_PROBLEM_. Quote each line of the material verbatim, without the pictures.

_GIVEN ENTRIES_.
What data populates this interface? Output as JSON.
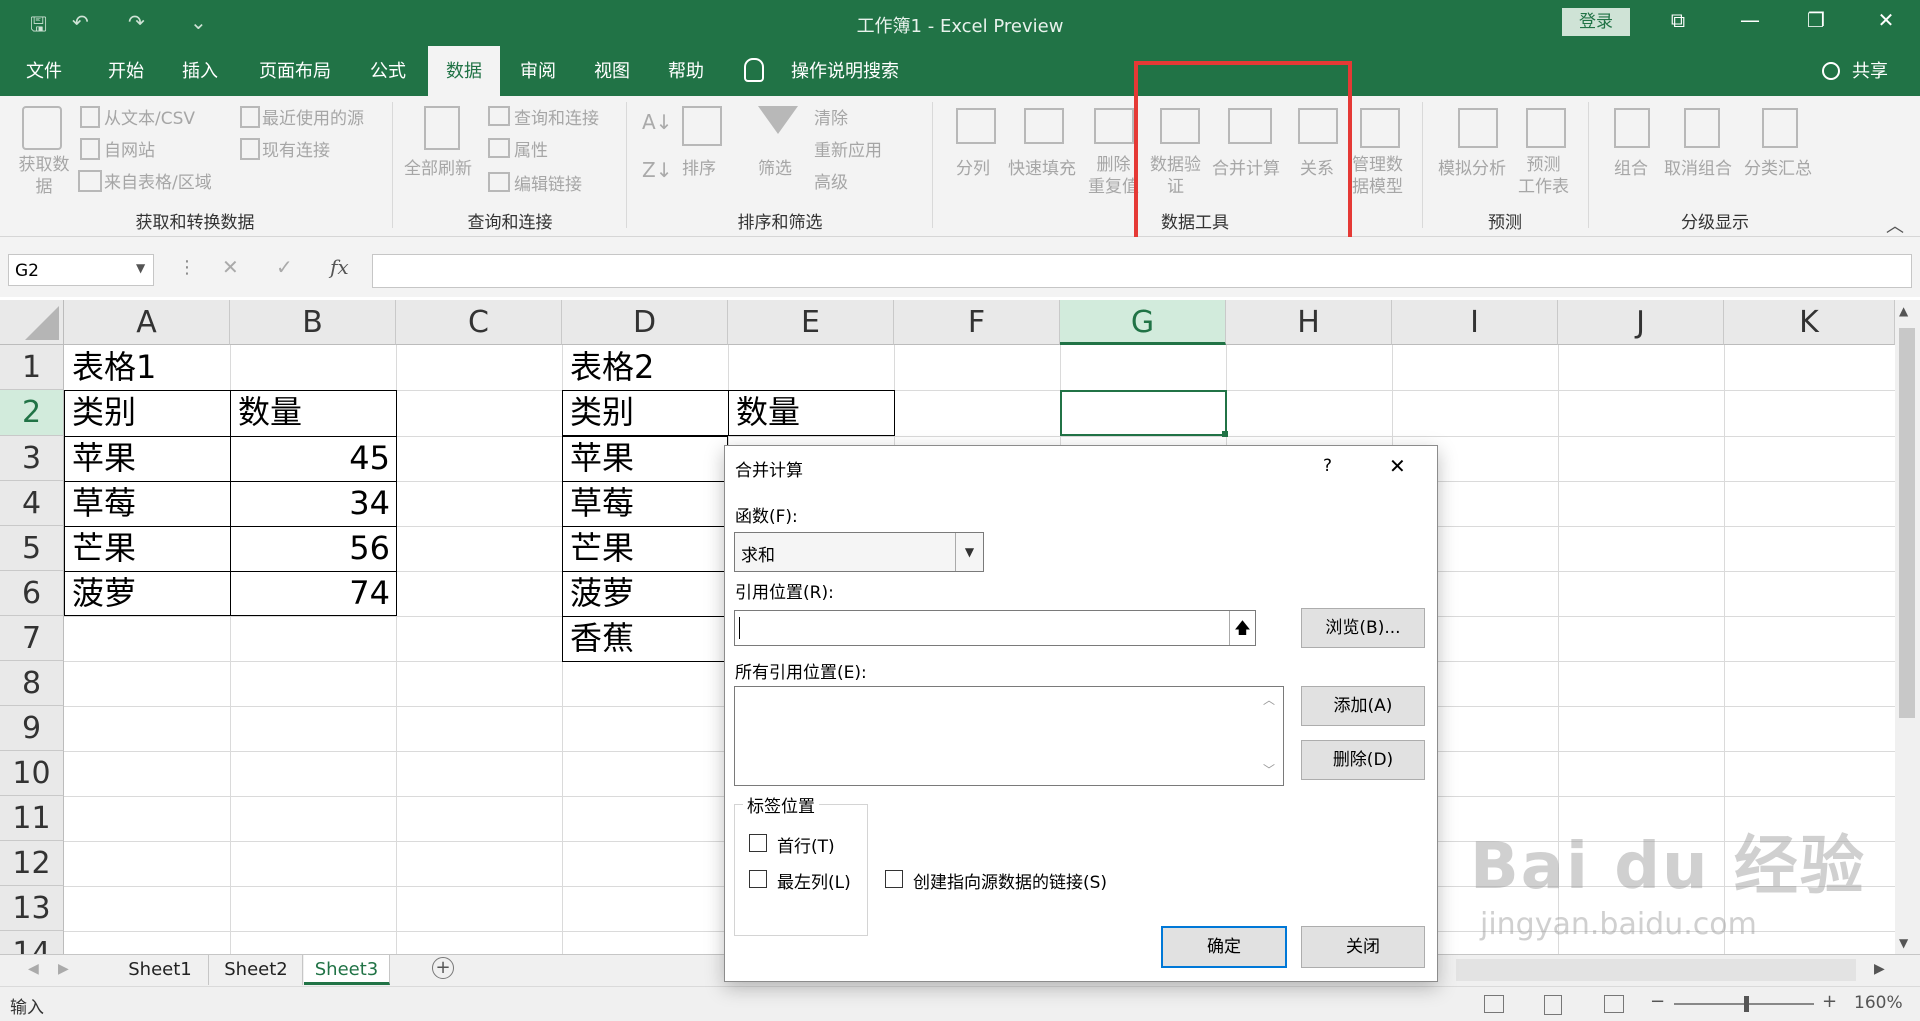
{
  "titlebar": {
    "title": "工作簿1  -  Excel Preview",
    "login": "登录",
    "qa": {
      "save": "🖫",
      "undo": "↶",
      "redo": "↷",
      "more": "⌄"
    },
    "win": {
      "ribbon_opts": "⧉",
      "min": "—",
      "max": "❐",
      "close": "✕"
    }
  },
  "tabs": [
    {
      "label": "文件"
    },
    {
      "label": "开始"
    },
    {
      "label": "插入"
    },
    {
      "label": "页面布局"
    },
    {
      "label": "公式"
    },
    {
      "label": "数据"
    },
    {
      "label": "审阅"
    },
    {
      "label": "视图"
    },
    {
      "label": "帮助"
    },
    {
      "label": "操作说明搜索"
    }
  ],
  "share": "共享",
  "ribbon": {
    "get_data": "获取数\n据",
    "from_text": "从文本/CSV",
    "from_web": "自网站",
    "from_table": "来自表格/区域",
    "recent_sources": "最近使用的源",
    "existing_conn": "现有连接",
    "group_get": "获取和转换数据",
    "refresh_all": "全部刷新",
    "queries": "查询和连接",
    "properties": "属性",
    "edit_links": "编辑链接",
    "group_query": "查询和连接",
    "sort": "排序",
    "filter": "筛选",
    "clear": "清除",
    "reapply": "重新应用",
    "advanced": "高级",
    "group_sort": "排序和筛选",
    "text_to_cols": "分列",
    "flash_fill": "快速填充",
    "remove_dup": "删除\n重复值",
    "data_validation": "数据验\n证",
    "consolidate": "合并计算",
    "relationships": "关系",
    "manage_model": "管理数\n据模型",
    "group_tools": "数据工具",
    "what_if": "模拟分析",
    "forecast_sheet": "预测\n工作表",
    "group_forecast": "预测",
    "group_btn": "组合",
    "ungroup": "取消组合",
    "subtotal": "分类汇总",
    "group_outline": "分级显示"
  },
  "formula_bar": {
    "name_box": "G2",
    "fx": "fx",
    "cancel": "✕",
    "enter": "✓",
    "value": ""
  },
  "columns": [
    "A",
    "B",
    "C",
    "D",
    "E",
    "F",
    "G",
    "H",
    "I",
    "J",
    "K"
  ],
  "rows": [
    "1",
    "2",
    "3",
    "4",
    "5",
    "6",
    "7",
    "8",
    "9",
    "10",
    "11",
    "12",
    "13",
    "14"
  ],
  "sheet": {
    "t1_title": "表格1",
    "t1_head": [
      "类别",
      "数量"
    ],
    "t1_rows": [
      [
        "苹果",
        "45"
      ],
      [
        "草莓",
        "34"
      ],
      [
        "芒果",
        "56"
      ],
      [
        "菠萝",
        "74"
      ]
    ],
    "t2_title": "表格2",
    "t2_head": [
      "类别",
      "数量"
    ],
    "t2_rows": [
      "苹果",
      "草莓",
      "芒果",
      "菠萝",
      "香蕉"
    ]
  },
  "sheets": [
    "Sheet1",
    "Sheet2",
    "Sheet3"
  ],
  "status": {
    "mode": "输入",
    "zoom": "160%"
  },
  "dialog": {
    "title": "合并计算",
    "help": "?",
    "close": "✕",
    "function_label": "函数(F):",
    "function_value": "求和",
    "ref_label": "引用位置(R):",
    "ref_value": "",
    "browse": "浏览(B)...",
    "all_refs_label": "所有引用位置(E):",
    "add": "添加(A)",
    "delete": "删除(D)",
    "labels_group": "标签位置",
    "top_row": "首行(T)",
    "left_col": "最左列(L)",
    "create_links": "创建指向源数据的链接(S)",
    "ok": "确定",
    "cancel": "关闭"
  },
  "watermark": {
    "brand": "Bai du 经验",
    "url": "jingyan.baidu.com"
  },
  "colors": {
    "excel_green": "#217346",
    "highlight": "#e53935"
  }
}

_SOLUTION FOR THIS EXERCISE_.
What data populates this interface? Output as JSON.
{
  "titlebar": {
    "title": "工作簿1  -  Excel Preview",
    "login": "登录",
    "qa": {
      "save": "🖫",
      "undo": "↶",
      "redo": "↷",
      "more": "⌄"
    },
    "win": {
      "ribbon_opts": "⧉",
      "min": "—",
      "max": "❐",
      "close": "✕"
    }
  },
  "tabs": [
    {
      "label": "文件"
    },
    {
      "label": "开始"
    },
    {
      "label": "插入"
    },
    {
      "label": "页面布局"
    },
    {
      "label": "公式"
    },
    {
      "label": "数据"
    },
    {
      "label": "审阅"
    },
    {
      "label": "视图"
    },
    {
      "label": "帮助"
    },
    {
      "label": "操作说明搜索"
    }
  ],
  "share": "共享",
  "ribbon": {
    "get_data": "获取数\n据",
    "from_text": "从文本/CSV",
    "from_web": "自网站",
    "from_table": "来自表格/区域",
    "recent_sources": "最近使用的源",
    "existing_conn": "现有连接",
    "group_get": "获取和转换数据",
    "refresh_all": "全部刷新",
    "queries": "查询和连接",
    "properties": "属性",
    "edit_links": "编辑链接",
    "group_query": "查询和连接",
    "sort": "排序",
    "filter": "筛选",
    "clear": "清除",
    "reapply": "重新应用",
    "advanced": "高级",
    "group_sort": "排序和筛选",
    "text_to_cols": "分列",
    "flash_fill": "快速填充",
    "remove_dup": "删除\n重复值",
    "data_validation": "数据验\n证",
    "consolidate": "合并计算",
    "relationships": "关系",
    "manage_model": "管理数\n据模型",
    "group_tools": "数据工具",
    "what_if": "模拟分析",
    "forecast_sheet": "预测\n工作表",
    "group_forecast": "预测",
    "group_btn": "组合",
    "ungroup": "取消组合",
    "subtotal": "分类汇总",
    "group_outline": "分级显示"
  },
  "formula_bar": {
    "name_box": "G2",
    "fx": "fx",
    "cancel": "✕",
    "enter": "✓",
    "value": ""
  },
  "columns": [
    "A",
    "B",
    "C",
    "D",
    "E",
    "F",
    "G",
    "H",
    "I",
    "J",
    "K"
  ],
  "rows": [
    "1",
    "2",
    "3",
    "4",
    "5",
    "6",
    "7",
    "8",
    "9",
    "10",
    "11",
    "12",
    "13",
    "14"
  ],
  "sheet": {
    "t1_title": "表格1",
    "t1_head": [
      "类别",
      "数量"
    ],
    "t1_rows": [
      [
        "苹果",
        "45"
      ],
      [
        "草莓",
        "34"
      ],
      [
        "芒果",
        "56"
      ],
      [
        "菠萝",
        "74"
      ]
    ],
    "t2_title": "表格2",
    "t2_head": [
      "类别",
      "数量"
    ],
    "t2_rows": [
      "苹果",
      "草莓",
      "芒果",
      "菠萝",
      "香蕉"
    ]
  },
  "sheets": [
    "Sheet1",
    "Sheet2",
    "Sheet3"
  ],
  "status": {
    "mode": "输入",
    "zoom": "160%"
  },
  "dialog": {
    "title": "合并计算",
    "help": "?",
    "close": "✕",
    "function_label": "函数(F):",
    "function_value": "求和",
    "ref_label": "引用位置(R):",
    "ref_value": "",
    "browse": "浏览(B)...",
    "all_refs_label": "所有引用位置(E):",
    "add": "添加(A)",
    "delete": "删除(D)",
    "labels_group": "标签位置",
    "top_row": "首行(T)",
    "left_col": "最左列(L)",
    "create_links": "创建指向源数据的链接(S)",
    "ok": "确定",
    "cancel": "关闭"
  },
  "watermark": {
    "brand": "Bai du 经验",
    "url": "jingyan.baidu.com"
  },
  "colors": {
    "excel_green": "#217346",
    "highlight": "#e53935"
  }
}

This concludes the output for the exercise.